(Items from a dataset)

--- Start ---

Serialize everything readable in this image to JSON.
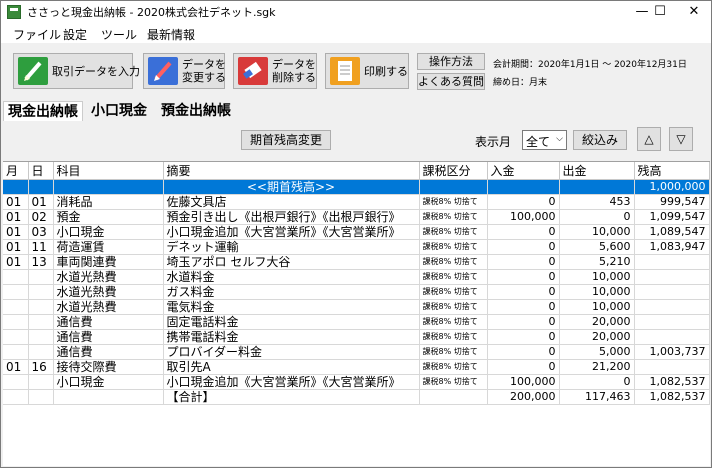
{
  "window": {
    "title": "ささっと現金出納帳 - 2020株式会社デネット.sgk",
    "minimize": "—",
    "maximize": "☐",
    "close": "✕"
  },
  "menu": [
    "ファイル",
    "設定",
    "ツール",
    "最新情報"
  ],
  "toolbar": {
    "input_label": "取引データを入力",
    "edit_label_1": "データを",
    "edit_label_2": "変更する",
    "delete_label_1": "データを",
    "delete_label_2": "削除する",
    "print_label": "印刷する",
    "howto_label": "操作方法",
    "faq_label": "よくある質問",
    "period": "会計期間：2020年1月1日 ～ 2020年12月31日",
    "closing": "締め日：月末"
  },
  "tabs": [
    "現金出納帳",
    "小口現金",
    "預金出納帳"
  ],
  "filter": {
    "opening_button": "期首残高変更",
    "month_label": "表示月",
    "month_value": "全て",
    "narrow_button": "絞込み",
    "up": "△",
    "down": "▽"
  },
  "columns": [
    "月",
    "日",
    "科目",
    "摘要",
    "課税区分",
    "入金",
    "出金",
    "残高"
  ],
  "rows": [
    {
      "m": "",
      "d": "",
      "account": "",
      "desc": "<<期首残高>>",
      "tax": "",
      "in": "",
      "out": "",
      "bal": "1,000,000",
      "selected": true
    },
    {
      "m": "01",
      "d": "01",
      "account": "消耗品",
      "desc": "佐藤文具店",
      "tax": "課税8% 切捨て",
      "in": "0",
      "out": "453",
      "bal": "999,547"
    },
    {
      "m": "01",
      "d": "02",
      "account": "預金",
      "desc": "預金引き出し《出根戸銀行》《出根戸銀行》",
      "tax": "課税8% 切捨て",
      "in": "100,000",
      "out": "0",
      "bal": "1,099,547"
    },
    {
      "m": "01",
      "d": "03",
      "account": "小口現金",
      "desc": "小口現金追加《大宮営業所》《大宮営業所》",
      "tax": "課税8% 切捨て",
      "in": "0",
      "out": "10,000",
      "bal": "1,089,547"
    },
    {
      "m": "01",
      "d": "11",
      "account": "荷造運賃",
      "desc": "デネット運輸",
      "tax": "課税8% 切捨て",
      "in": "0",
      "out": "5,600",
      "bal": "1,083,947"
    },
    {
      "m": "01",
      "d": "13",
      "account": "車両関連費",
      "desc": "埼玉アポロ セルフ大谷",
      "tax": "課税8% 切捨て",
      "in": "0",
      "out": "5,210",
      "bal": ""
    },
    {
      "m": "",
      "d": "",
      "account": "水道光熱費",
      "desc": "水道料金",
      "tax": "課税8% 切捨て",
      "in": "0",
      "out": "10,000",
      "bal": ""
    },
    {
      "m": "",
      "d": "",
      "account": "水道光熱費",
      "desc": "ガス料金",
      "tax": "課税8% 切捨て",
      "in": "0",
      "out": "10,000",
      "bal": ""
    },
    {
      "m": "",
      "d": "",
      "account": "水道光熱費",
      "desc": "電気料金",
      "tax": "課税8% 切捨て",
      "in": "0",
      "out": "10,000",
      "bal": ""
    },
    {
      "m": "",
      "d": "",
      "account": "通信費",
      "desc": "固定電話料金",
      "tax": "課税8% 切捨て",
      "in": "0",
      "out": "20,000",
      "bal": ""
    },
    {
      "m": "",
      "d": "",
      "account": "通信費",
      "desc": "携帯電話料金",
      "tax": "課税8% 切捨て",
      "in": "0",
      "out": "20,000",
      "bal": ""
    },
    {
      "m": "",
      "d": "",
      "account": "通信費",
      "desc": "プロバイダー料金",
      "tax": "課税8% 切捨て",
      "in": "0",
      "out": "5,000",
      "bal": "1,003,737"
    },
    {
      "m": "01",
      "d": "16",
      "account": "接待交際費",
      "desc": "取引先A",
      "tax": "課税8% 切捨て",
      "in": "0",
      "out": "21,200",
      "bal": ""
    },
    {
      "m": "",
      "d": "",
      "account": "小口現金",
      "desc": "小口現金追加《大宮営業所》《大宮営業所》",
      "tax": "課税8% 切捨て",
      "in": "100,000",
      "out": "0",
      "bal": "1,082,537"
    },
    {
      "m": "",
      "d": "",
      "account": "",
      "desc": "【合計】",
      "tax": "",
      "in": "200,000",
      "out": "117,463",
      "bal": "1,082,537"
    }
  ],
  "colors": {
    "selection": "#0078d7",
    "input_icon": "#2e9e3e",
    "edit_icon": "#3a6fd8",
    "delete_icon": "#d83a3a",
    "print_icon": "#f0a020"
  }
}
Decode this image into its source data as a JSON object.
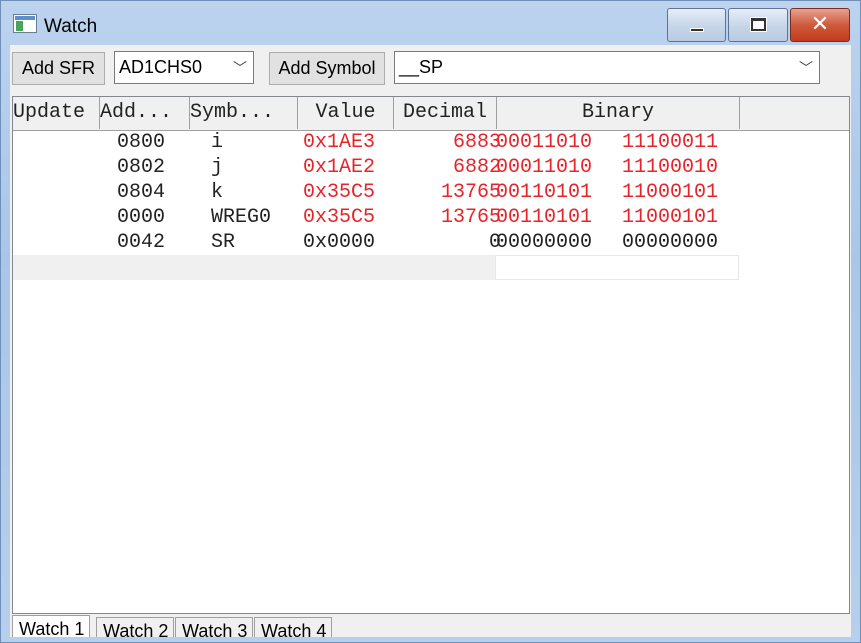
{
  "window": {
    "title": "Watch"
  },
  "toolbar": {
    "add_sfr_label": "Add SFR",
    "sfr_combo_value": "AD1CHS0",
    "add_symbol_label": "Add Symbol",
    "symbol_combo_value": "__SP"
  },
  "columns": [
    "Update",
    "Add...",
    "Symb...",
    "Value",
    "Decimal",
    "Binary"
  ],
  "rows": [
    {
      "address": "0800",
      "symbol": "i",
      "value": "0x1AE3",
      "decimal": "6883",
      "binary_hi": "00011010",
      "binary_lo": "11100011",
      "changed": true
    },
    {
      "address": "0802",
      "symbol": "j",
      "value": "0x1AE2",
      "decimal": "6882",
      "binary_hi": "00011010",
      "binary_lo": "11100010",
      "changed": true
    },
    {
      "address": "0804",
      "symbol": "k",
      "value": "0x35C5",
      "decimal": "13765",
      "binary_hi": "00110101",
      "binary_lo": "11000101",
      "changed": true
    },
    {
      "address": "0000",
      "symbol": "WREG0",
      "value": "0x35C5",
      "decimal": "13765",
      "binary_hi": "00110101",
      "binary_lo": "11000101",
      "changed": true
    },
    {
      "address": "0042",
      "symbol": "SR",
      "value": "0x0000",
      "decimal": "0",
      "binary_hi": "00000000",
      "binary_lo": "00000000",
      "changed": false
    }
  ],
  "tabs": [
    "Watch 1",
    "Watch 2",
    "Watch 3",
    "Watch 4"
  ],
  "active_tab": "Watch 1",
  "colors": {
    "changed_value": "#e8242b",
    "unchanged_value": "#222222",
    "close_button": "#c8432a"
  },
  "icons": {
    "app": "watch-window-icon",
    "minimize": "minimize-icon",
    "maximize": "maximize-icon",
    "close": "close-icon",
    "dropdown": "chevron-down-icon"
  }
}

--- End ---

### What is required
Output the entries above exactly. Drop the pictures.

### Solved problem
Serialize everything readable in this image to JSON.
{
  "window": {
    "title": "ささっと現金出納帳 - 2020株式会社デネット.sgk",
    "minimize": "—",
    "maximize": "☐",
    "close": "✕"
  },
  "menu": [
    "ファイル",
    "設定",
    "ツール",
    "最新情報"
  ],
  "toolbar": {
    "input_label": "取引データを入力",
    "edit_label_1": "データを",
    "edit_label_2": "変更する",
    "delete_label_1": "データを",
    "delete_label_2": "削除する",
    "print_label": "印刷する",
    "howto_label": "操作方法",
    "faq_label": "よくある質問",
    "period": "会計期間：2020年1月1日 ～ 2020年12月31日",
    "closing": "締め日：月末"
  },
  "tabs": [
    "現金出納帳",
    "小口現金",
    "預金出納帳"
  ],
  "filter": {
    "opening_button": "期首残高変更",
    "month_label": "表示月",
    "month_value": "全て",
    "narrow_button": "絞込み",
    "up": "△",
    "down": "▽"
  },
  "columns": [
    "月",
    "日",
    "科目",
    "摘要",
    "課税区分",
    "入金",
    "出金",
    "残高"
  ],
  "rows": [
    {
      "m": "",
      "d": "",
      "account": "",
      "desc": "<<期首残高>>",
      "tax": "",
      "in": "",
      "out": "",
      "bal": "1,000,000",
      "selected": true
    },
    {
      "m": "01",
      "d": "01",
      "account": "消耗品",
      "desc": "佐藤文具店",
      "tax": "課税8% 切捨て",
      "in": "0",
      "out": "453",
      "bal": "999,547"
    },
    {
      "m": "01",
      "d": "02",
      "account": "預金",
      "desc": "預金引き出し《出根戸銀行》《出根戸銀行》",
      "tax": "課税8% 切捨て",
      "in": "100,000",
      "out": "0",
      "bal": "1,099,547"
    },
    {
      "m": "01",
      "d": "03",
      "account": "小口現金",
      "desc": "小口現金追加《大宮営業所》《大宮営業所》",
      "tax": "課税8% 切捨て",
      "in": "0",
      "out": "10,000",
      "bal": "1,089,547"
    },
    {
      "m": "01",
      "d": "11",
      "account": "荷造運賃",
      "desc": "デネット運輸",
      "tax": "課税8% 切捨て",
      "in": "0",
      "out": "5,600",
      "bal": "1,083,947"
    },
    {
      "m": "01",
      "d": "13",
      "account": "車両関連費",
      "desc": "埼玉アポロ セルフ大谷",
      "tax": "課税8% 切捨て",
      "in": "0",
      "out": "5,210",
      "bal": ""
    },
    {
      "m": "",
      "d": "",
      "account": "水道光熱費",
      "desc": "水道料金",
      "tax": "課税8% 切捨て",
      "in": "0",
      "out": "10,000",
      "bal": ""
    },
    {
      "m": "",
      "d": "",
      "account": "水道光熱費",
      "desc": "ガス料金",
      "tax": "課税8% 切捨て",
      "in": "0",
      "out": "10,000",
      "bal": ""
    },
    {
      "m": "",
      "d": "",
      "account": "水道光熱費",
      "desc": "電気料金",
      "tax": "課税8% 切捨て",
      "in": "0",
      "out": "10,000",
      "bal": ""
    },
    {
      "m": "",
      "d": "",
      "account": "通信費",
      "desc": "固定電話料金",
      "tax": "課税8% 切捨て",
      "in": "0",
      "out": "20,000",
      "bal": ""
    },
    {
      "m": "",
      "d": "",
      "account": "通信費",
      "desc": "携帯電話料金",
      "tax": "課税8% 切捨て",
      "in": "0",
      "out": "20,000",
      "bal": ""
    },
    {
      "m": "",
      "d": "",
      "account": "通信費",
      "desc": "プロバイダー料金",
      "tax": "課税8% 切捨て",
      "in": "0",
      "out": "5,000",
      "bal": "1,003,737"
    },
    {
      "m": "01",
      "d": "16",
      "account": "接待交際費",
      "desc": "取引先A",
      "tax": "課税8% 切捨て",
      "in": "0",
      "out": "21,200",
      "bal": ""
    },
    {
      "m": "",
      "d": "",
      "account": "小口現金",
      "desc": "小口現金追加《大宮営業所》《大宮営業所》",
      "tax": "課税8% 切捨て",
      "in": "100,000",
      "out": "0",
      "bal": "1,082,537"
    },
    {
      "m": "",
      "d": "",
      "account": "",
      "desc": "【合計】",
      "tax": "",
      "in": "200,000",
      "out": "117,463",
      "bal": "1,082,537"
    }
  ],
  "colors": {
    "selection": "#0078d7",
    "input_icon": "#2e9e3e",
    "edit_icon": "#3a6fd8",
    "delete_icon": "#d83a3a",
    "print_icon": "#f0a020"
  }
}
Decode this image into its source data as a JSON object.
{
  "window": {
    "title": "Watch"
  },
  "toolbar": {
    "add_sfr_label": "Add SFR",
    "sfr_combo_value": "AD1CHS0",
    "add_symbol_label": "Add Symbol",
    "symbol_combo_value": "__SP"
  },
  "columns": [
    "Update",
    "Add...",
    "Symb...",
    "Value",
    "Decimal",
    "Binary"
  ],
  "rows": [
    {
      "address": "0800",
      "symbol": "i",
      "value": "0x1AE3",
      "decimal": "6883",
      "binary_hi": "00011010",
      "binary_lo": "11100011",
      "changed": true
    },
    {
      "address": "0802",
      "symbol": "j",
      "value": "0x1AE2",
      "decimal": "6882",
      "binary_hi": "00011010",
      "binary_lo": "11100010",
      "changed": true
    },
    {
      "address": "0804",
      "symbol": "k",
      "value": "0x35C5",
      "decimal": "13765",
      "binary_hi": "00110101",
      "binary_lo": "11000101",
      "changed": true
    },
    {
      "address": "0000",
      "symbol": "WREG0",
      "value": "0x35C5",
      "decimal": "13765",
      "binary_hi": "00110101",
      "binary_lo": "11000101",
      "changed": true
    },
    {
      "address": "0042",
      "symbol": "SR",
      "value": "0x0000",
      "decimal": "0",
      "binary_hi": "00000000",
      "binary_lo": "00000000",
      "changed": false
    }
  ],
  "tabs": [
    "Watch 1",
    "Watch 2",
    "Watch 3",
    "Watch 4"
  ],
  "active_tab": "Watch 1",
  "colors": {
    "changed_value": "#e8242b",
    "unchanged_value": "#222222",
    "close_button": "#c8432a"
  },
  "icons": {
    "app": "watch-window-icon",
    "minimize": "minimize-icon",
    "maximize": "maximize-icon",
    "close": "close-icon",
    "dropdown": "chevron-down-icon"
  }
}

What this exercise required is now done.